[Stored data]
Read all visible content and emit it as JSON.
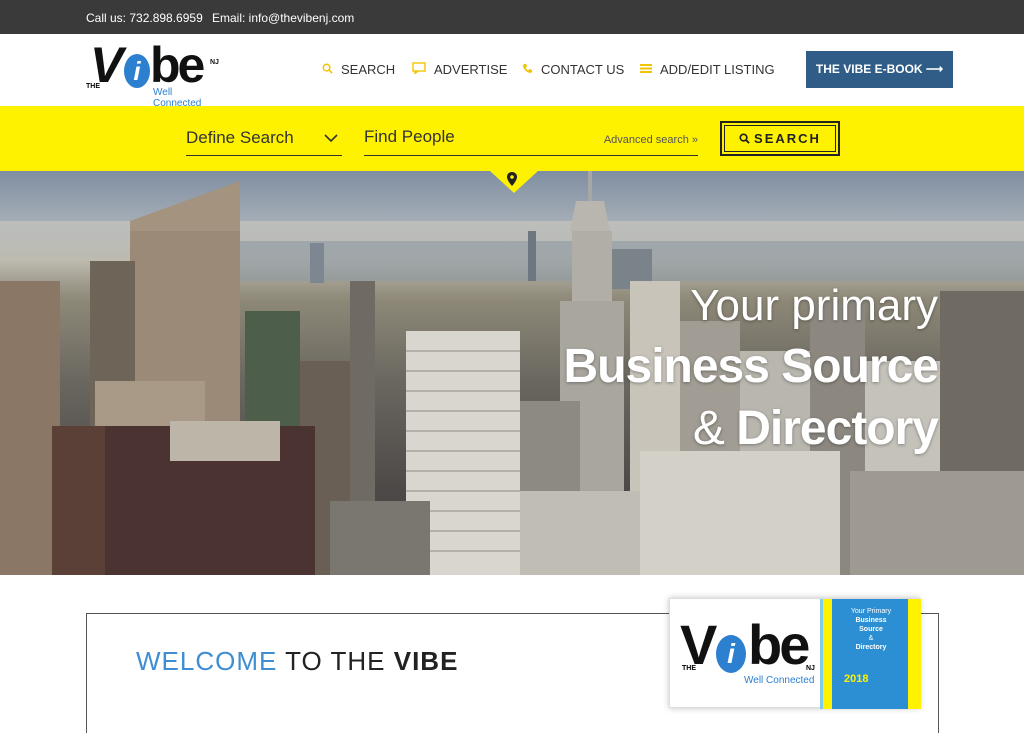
{
  "topbar": {
    "phone": "Call us: 732.898.6959",
    "email": "Email: info@thevibenj.com"
  },
  "logo": {
    "the": "THE",
    "v": "V",
    "i": "i",
    "be": "be",
    "nj": "NJ",
    "tagline": "Well Connected"
  },
  "nav": {
    "search": "SEARCH",
    "advertise": "ADVERTISE",
    "contact": "CONTACT US",
    "add_edit": "ADD/EDIT LISTING",
    "ebook": "THE VIBE E-BOOK ⟶"
  },
  "searchbar": {
    "define_label": "Define Search",
    "find_placeholder": "Find People",
    "advanced": "Advanced search »",
    "button": "SEARCH"
  },
  "hero": {
    "line1": "Your primary",
    "line2": "Business Source",
    "line3_amp": "& ",
    "line3": "Directory"
  },
  "welcome": {
    "part1": "WELCOME ",
    "part2": "TO THE ",
    "part3": "VIBE"
  },
  "book": {
    "the": "THE",
    "v": "V",
    "i": "i",
    "be": "be",
    "nj": "NJ",
    "tagline": "Well Connected",
    "blurb_small": "Your Primary",
    "blurb_1": "Business",
    "blurb_2": "Source",
    "blurb_amp": "&",
    "blurb_3": "Directory",
    "year": "2018"
  },
  "colors": {
    "accent_yellow": "#fef200",
    "brand_blue": "#2d7fd0",
    "button_blue": "#2f5d87",
    "topbar": "#3a3a3a"
  }
}
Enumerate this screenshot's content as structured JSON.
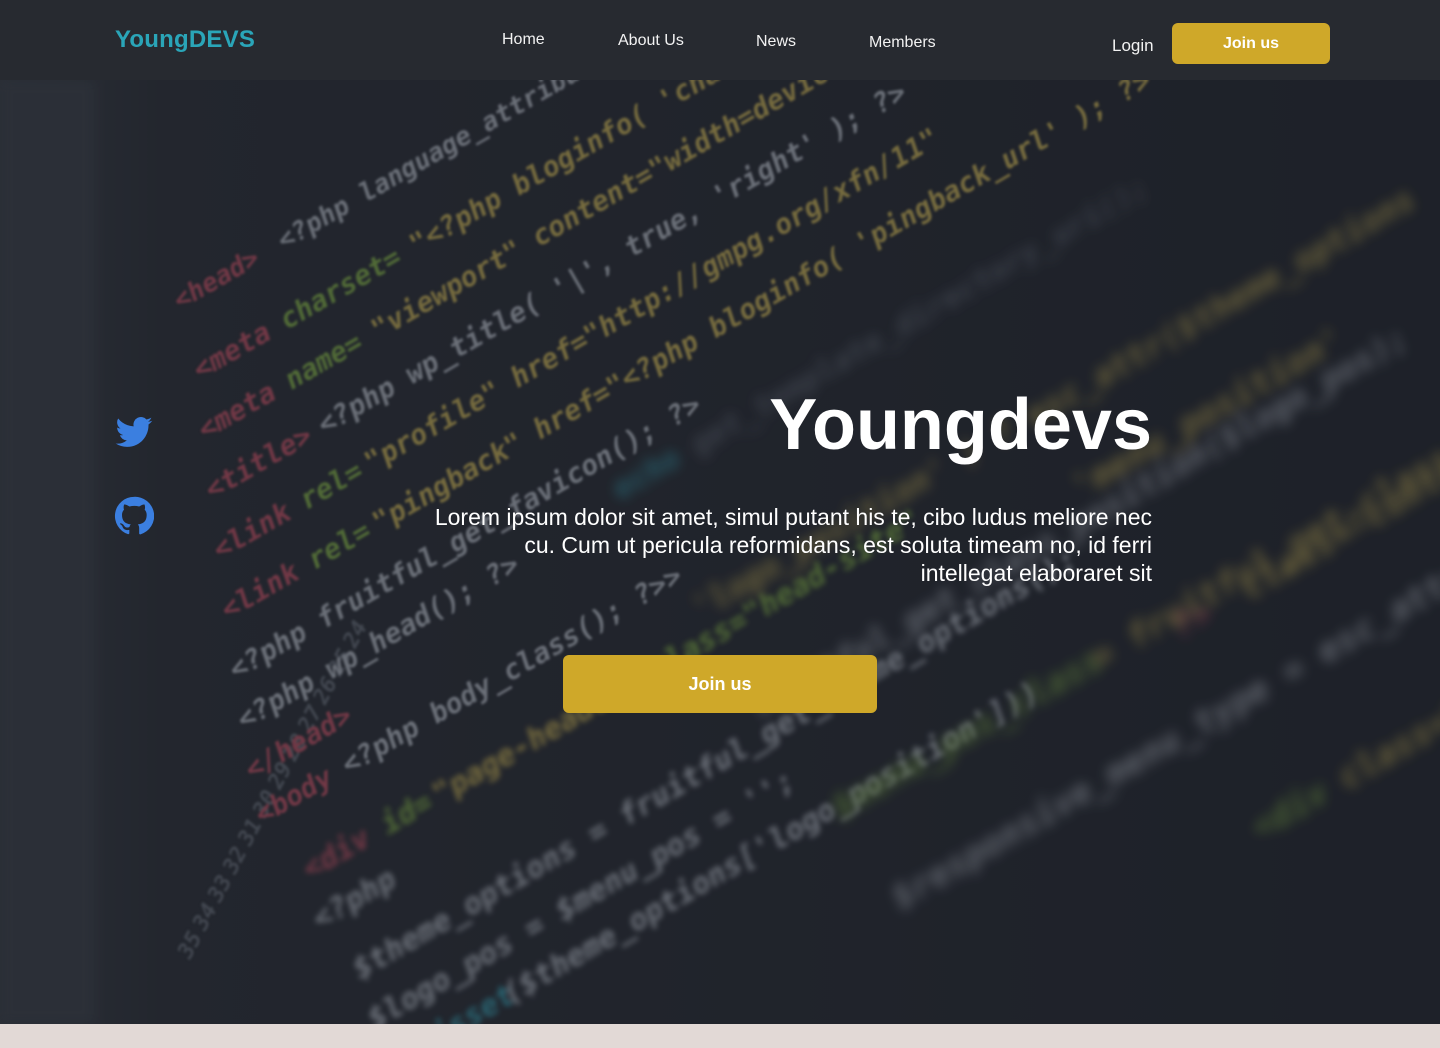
{
  "nav": {
    "brand": "YoungDEVS",
    "links": [
      "Home",
      "About Us",
      "News",
      "Members"
    ],
    "login": "Login",
    "join": "Join us"
  },
  "hero": {
    "title": "Youngdevs",
    "text": "Lorem ipsum dolor sit amet, simul putant his te, cibo ludus meliore nec cu. Cum ut pericula reformidans, est soluta timeam no, id ferri intellegat elaboraret sit",
    "join": "Join us"
  },
  "social": {
    "items": [
      {
        "icon": "twitter-icon"
      },
      {
        "icon": "github-icon"
      }
    ]
  },
  "colors": {
    "brand": "#2aa5b8",
    "accent": "#cfa829",
    "navbar": "#272a30",
    "icon": "#3b7fe0"
  }
}
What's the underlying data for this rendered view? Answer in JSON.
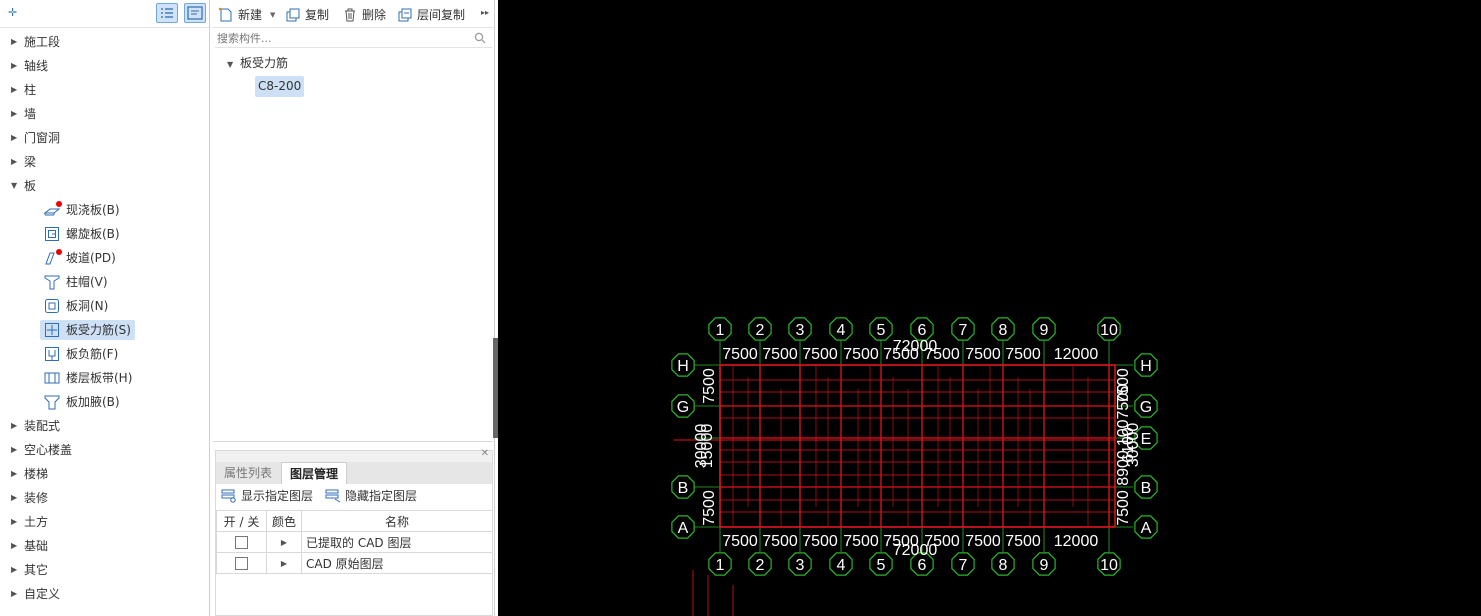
{
  "left_panel": {
    "categories": [
      {
        "label": "施工段",
        "expanded": false
      },
      {
        "label": "轴线",
        "expanded": false
      },
      {
        "label": "柱",
        "expanded": false
      },
      {
        "label": "墙",
        "expanded": false
      },
      {
        "label": "门窗洞",
        "expanded": false
      },
      {
        "label": "梁",
        "expanded": false
      },
      {
        "label": "板",
        "expanded": true
      }
    ],
    "board_children": [
      {
        "label": "现浇板(B)",
        "icon": "cast-slab-icon",
        "red_dot": true
      },
      {
        "label": "螺旋板(B)",
        "icon": "spiral-slab-icon",
        "red_dot": false
      },
      {
        "label": "坡道(PD)",
        "icon": "ramp-icon",
        "red_dot": true
      },
      {
        "label": "柱帽(V)",
        "icon": "column-cap-icon",
        "red_dot": false
      },
      {
        "label": "板洞(N)",
        "icon": "slab-hole-icon",
        "red_dot": false
      },
      {
        "label": "板受力筋(S)",
        "icon": "slab-main-rebar-icon",
        "red_dot": false,
        "selected": true
      },
      {
        "label": "板负筋(F)",
        "icon": "slab-negative-rebar-icon",
        "red_dot": false
      },
      {
        "label": "楼层板带(H)",
        "icon": "floor-slab-strip-icon",
        "red_dot": false
      },
      {
        "label": "板加腋(B)",
        "icon": "slab-haunch-icon",
        "red_dot": false
      }
    ],
    "more_categories": [
      {
        "label": "装配式"
      },
      {
        "label": "空心楼盖"
      },
      {
        "label": "楼梯"
      },
      {
        "label": "装修"
      },
      {
        "label": "土方"
      },
      {
        "label": "基础"
      },
      {
        "label": "其它"
      },
      {
        "label": "自定义"
      }
    ]
  },
  "mid_panel": {
    "toolbar": {
      "new_label": "新建",
      "copy_label": "复制",
      "delete_label": "删除",
      "floor_copy_label": "层间复制"
    },
    "search": {
      "placeholder": "搜索构件..."
    },
    "component_tree": {
      "group_label": "板受力筋",
      "items": [
        {
          "label": "C8-200",
          "selected": true
        }
      ]
    },
    "props": {
      "tabs": [
        {
          "label": "属性列表",
          "active": false
        },
        {
          "label": "图层管理",
          "active": true
        }
      ],
      "show_layers_label": "显示指定图层",
      "hide_layers_label": "隐藏指定图层",
      "columns": [
        "开 / 关",
        "颜色",
        "名称"
      ],
      "rows": [
        {
          "name": "已提取的 CAD 图层",
          "checked": false
        },
        {
          "name": "CAD 原始图层",
          "checked": false
        }
      ]
    }
  },
  "cad": {
    "top_axes": [
      "1",
      "2",
      "3",
      "4",
      "5",
      "6",
      "7",
      "8",
      "9",
      "10"
    ],
    "side_axes": [
      "H",
      "G",
      "E",
      "B",
      "A"
    ],
    "top_total": "72000",
    "bottom_total": "72000",
    "span_labels": [
      "7500",
      "7500",
      "7500",
      "7500",
      "7500",
      "7500",
      "7500",
      "7500",
      "12000"
    ],
    "left_labels": [
      "7500",
      "30000",
      "15000",
      "7500"
    ],
    "right_labels": [
      "7500",
      "1007500",
      "6100",
      "30000",
      "8900",
      "7500"
    ],
    "colors": {
      "background": "#000000",
      "axis_circle": "#2bb52b",
      "axis_text": "#ffffff",
      "beam_lines": "#e0141e"
    }
  }
}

EXERCISE REQUIREMENTS: Print each of the records above exactly as written, leaving no picture in the copy.

SOLUTION FOR THIS EXERCISE:
Read all visible content and emit it as JSON.
{
  "topbar": {
    "phone": "Call us: 732.898.6959",
    "email": "Email: info@thevibenj.com"
  },
  "logo": {
    "the": "THE",
    "v": "V",
    "i": "i",
    "be": "be",
    "nj": "NJ",
    "tagline": "Well Connected"
  },
  "nav": {
    "search": "SEARCH",
    "advertise": "ADVERTISE",
    "contact": "CONTACT US",
    "add_edit": "ADD/EDIT LISTING",
    "ebook": "THE VIBE E-BOOK ⟶"
  },
  "searchbar": {
    "define_label": "Define Search",
    "find_placeholder": "Find People",
    "advanced": "Advanced search »",
    "button": "SEARCH"
  },
  "hero": {
    "line1": "Your primary",
    "line2": "Business Source",
    "line3_amp": "& ",
    "line3": "Directory"
  },
  "welcome": {
    "part1": "WELCOME ",
    "part2": "TO THE ",
    "part3": "VIBE"
  },
  "book": {
    "the": "THE",
    "v": "V",
    "i": "i",
    "be": "be",
    "nj": "NJ",
    "tagline": "Well Connected",
    "blurb_small": "Your Primary",
    "blurb_1": "Business",
    "blurb_2": "Source",
    "blurb_amp": "&",
    "blurb_3": "Directory",
    "year": "2018"
  },
  "colors": {
    "accent_yellow": "#fef200",
    "brand_blue": "#2d7fd0",
    "button_blue": "#2f5d87",
    "topbar": "#3a3a3a"
  }
}
Enumerate this screenshot's content as structured JSON.
{
  "nav": {
    "brand": "YoungDEVS",
    "links": [
      "Home",
      "About Us",
      "News",
      "Members"
    ],
    "login": "Login",
    "join": "Join us"
  },
  "hero": {
    "title": "Youngdevs",
    "text": "Lorem ipsum dolor sit amet, simul putant his te, cibo ludus meliore nec cu. Cum ut pericula reformidans, est soluta timeam no, id ferri intellegat elaboraret sit",
    "join": "Join us"
  },
  "social": {
    "items": [
      {
        "icon": "twitter-icon"
      },
      {
        "icon": "github-icon"
      }
    ]
  },
  "colors": {
    "brand": "#2aa5b8",
    "accent": "#cfa829",
    "navbar": "#272a30",
    "icon": "#3b7fe0"
  }
}
What's the underlying data for this rendered view? Answer in JSON.
{
  "left_panel": {
    "categories": [
      {
        "label": "施工段",
        "expanded": false
      },
      {
        "label": "轴线",
        "expanded": false
      },
      {
        "label": "柱",
        "expanded": false
      },
      {
        "label": "墙",
        "expanded": false
      },
      {
        "label": "门窗洞",
        "expanded": false
      },
      {
        "label": "梁",
        "expanded": false
      },
      {
        "label": "板",
        "expanded": true
      }
    ],
    "board_children": [
      {
        "label": "现浇板(B)",
        "icon": "cast-slab-icon",
        "red_dot": true
      },
      {
        "label": "螺旋板(B)",
        "icon": "spiral-slab-icon",
        "red_dot": false
      },
      {
        "label": "坡道(PD)",
        "icon": "ramp-icon",
        "red_dot": true
      },
      {
        "label": "柱帽(V)",
        "icon": "column-cap-icon",
        "red_dot": false
      },
      {
        "label": "板洞(N)",
        "icon": "slab-hole-icon",
        "red_dot": false
      },
      {
        "label": "板受力筋(S)",
        "icon": "slab-main-rebar-icon",
        "red_dot": false,
        "selected": true
      },
      {
        "label": "板负筋(F)",
        "icon": "slab-negative-rebar-icon",
        "red_dot": false
      },
      {
        "label": "楼层板带(H)",
        "icon": "floor-slab-strip-icon",
        "red_dot": false
      },
      {
        "label": "板加腋(B)",
        "icon": "slab-haunch-icon",
        "red_dot": false
      }
    ],
    "more_categories": [
      {
        "label": "装配式"
      },
      {
        "label": "空心楼盖"
      },
      {
        "label": "楼梯"
      },
      {
        "label": "装修"
      },
      {
        "label": "土方"
      },
      {
        "label": "基础"
      },
      {
        "label": "其它"
      },
      {
        "label": "自定义"
      }
    ]
  },
  "mid_panel": {
    "toolbar": {
      "new_label": "新建",
      "copy_label": "复制",
      "delete_label": "删除",
      "floor_copy_label": "层间复制"
    },
    "search": {
      "placeholder": "搜索构件..."
    },
    "component_tree": {
      "group_label": "板受力筋",
      "items": [
        {
          "label": "C8-200",
          "selected": true
        }
      ]
    },
    "props": {
      "tabs": [
        {
          "label": "属性列表",
          "active": false
        },
        {
          "label": "图层管理",
          "active": true
        }
      ],
      "show_layers_label": "显示指定图层",
      "hide_layers_label": "隐藏指定图层",
      "columns": [
        "开 / 关",
        "颜色",
        "名称"
      ],
      "rows": [
        {
          "name": "已提取的 CAD 图层",
          "checked": false
        },
        {
          "name": "CAD 原始图层",
          "checked": false
        }
      ]
    }
  },
  "cad": {
    "top_axes": [
      "1",
      "2",
      "3",
      "4",
      "5",
      "6",
      "7",
      "8",
      "9",
      "10"
    ],
    "side_axes": [
      "H",
      "G",
      "E",
      "B",
      "A"
    ],
    "top_total": "72000",
    "bottom_total": "72000",
    "span_labels": [
      "7500",
      "7500",
      "7500",
      "7500",
      "7500",
      "7500",
      "7500",
      "7500",
      "12000"
    ],
    "left_labels": [
      "7500",
      "30000",
      "15000",
      "7500"
    ],
    "right_labels": [
      "7500",
      "1007500",
      "6100",
      "30000",
      "8900",
      "7500"
    ],
    "colors": {
      "background": "#000000",
      "axis_circle": "#2bb52b",
      "axis_text": "#ffffff",
      "beam_lines": "#e0141e"
    }
  }
}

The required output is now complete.